THE INPUT:
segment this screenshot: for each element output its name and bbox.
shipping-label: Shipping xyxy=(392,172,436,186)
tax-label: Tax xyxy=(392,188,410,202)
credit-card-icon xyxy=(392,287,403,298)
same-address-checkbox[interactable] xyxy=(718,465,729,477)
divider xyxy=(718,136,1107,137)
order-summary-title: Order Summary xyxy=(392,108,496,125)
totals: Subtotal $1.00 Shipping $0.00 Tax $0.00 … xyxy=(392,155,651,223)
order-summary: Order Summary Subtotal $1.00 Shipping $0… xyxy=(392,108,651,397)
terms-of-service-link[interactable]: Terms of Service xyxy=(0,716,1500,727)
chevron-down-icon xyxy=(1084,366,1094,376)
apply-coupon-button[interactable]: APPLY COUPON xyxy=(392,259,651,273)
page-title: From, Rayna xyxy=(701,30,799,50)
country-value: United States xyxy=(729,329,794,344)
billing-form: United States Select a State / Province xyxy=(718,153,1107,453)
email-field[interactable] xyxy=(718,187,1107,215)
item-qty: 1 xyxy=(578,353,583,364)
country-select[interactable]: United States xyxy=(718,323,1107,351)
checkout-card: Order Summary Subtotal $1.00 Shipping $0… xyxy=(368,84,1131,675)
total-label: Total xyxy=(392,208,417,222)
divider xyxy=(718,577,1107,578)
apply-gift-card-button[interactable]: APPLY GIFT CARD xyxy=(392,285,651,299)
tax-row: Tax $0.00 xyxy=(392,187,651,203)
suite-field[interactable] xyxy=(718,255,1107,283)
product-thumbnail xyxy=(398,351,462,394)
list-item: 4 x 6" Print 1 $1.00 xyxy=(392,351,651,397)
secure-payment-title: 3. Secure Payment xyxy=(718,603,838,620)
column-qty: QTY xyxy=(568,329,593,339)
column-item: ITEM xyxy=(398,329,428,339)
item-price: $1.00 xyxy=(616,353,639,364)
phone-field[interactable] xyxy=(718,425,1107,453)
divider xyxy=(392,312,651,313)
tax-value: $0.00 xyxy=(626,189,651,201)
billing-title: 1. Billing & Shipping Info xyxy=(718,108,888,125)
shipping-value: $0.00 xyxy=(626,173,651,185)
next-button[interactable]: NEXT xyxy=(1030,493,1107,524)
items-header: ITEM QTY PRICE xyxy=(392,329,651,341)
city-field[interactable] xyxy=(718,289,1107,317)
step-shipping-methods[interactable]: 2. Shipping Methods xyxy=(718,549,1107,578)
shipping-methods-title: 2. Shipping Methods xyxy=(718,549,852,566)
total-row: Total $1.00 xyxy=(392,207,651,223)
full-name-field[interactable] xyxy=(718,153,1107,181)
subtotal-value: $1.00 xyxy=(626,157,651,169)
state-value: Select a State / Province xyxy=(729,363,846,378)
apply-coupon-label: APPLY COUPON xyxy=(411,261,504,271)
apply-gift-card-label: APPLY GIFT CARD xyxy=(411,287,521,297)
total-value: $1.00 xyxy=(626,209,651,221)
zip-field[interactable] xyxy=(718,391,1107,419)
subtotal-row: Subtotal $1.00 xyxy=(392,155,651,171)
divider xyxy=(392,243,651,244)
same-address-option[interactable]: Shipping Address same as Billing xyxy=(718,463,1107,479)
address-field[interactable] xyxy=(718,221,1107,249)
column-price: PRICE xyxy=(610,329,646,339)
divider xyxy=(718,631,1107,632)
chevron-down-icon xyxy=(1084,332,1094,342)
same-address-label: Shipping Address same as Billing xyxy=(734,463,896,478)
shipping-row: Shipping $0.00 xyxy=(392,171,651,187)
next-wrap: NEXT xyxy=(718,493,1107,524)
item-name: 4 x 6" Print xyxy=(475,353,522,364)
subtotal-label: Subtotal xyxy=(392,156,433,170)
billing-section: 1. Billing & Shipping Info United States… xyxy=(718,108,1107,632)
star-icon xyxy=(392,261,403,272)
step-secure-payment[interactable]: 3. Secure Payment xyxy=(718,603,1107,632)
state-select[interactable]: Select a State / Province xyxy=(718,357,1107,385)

AIM:
Identify every line of the listing above that contains the string "Province", and copy each such line in full. Treat the match as case-sensitive.

FINISHED ANSWER:
billing-form: United States Select a State / Province xyxy=(718,153,1107,453)
state-value: Select a State / Province xyxy=(729,363,846,378)
state-select[interactable]: Select a State / Province xyxy=(718,357,1107,385)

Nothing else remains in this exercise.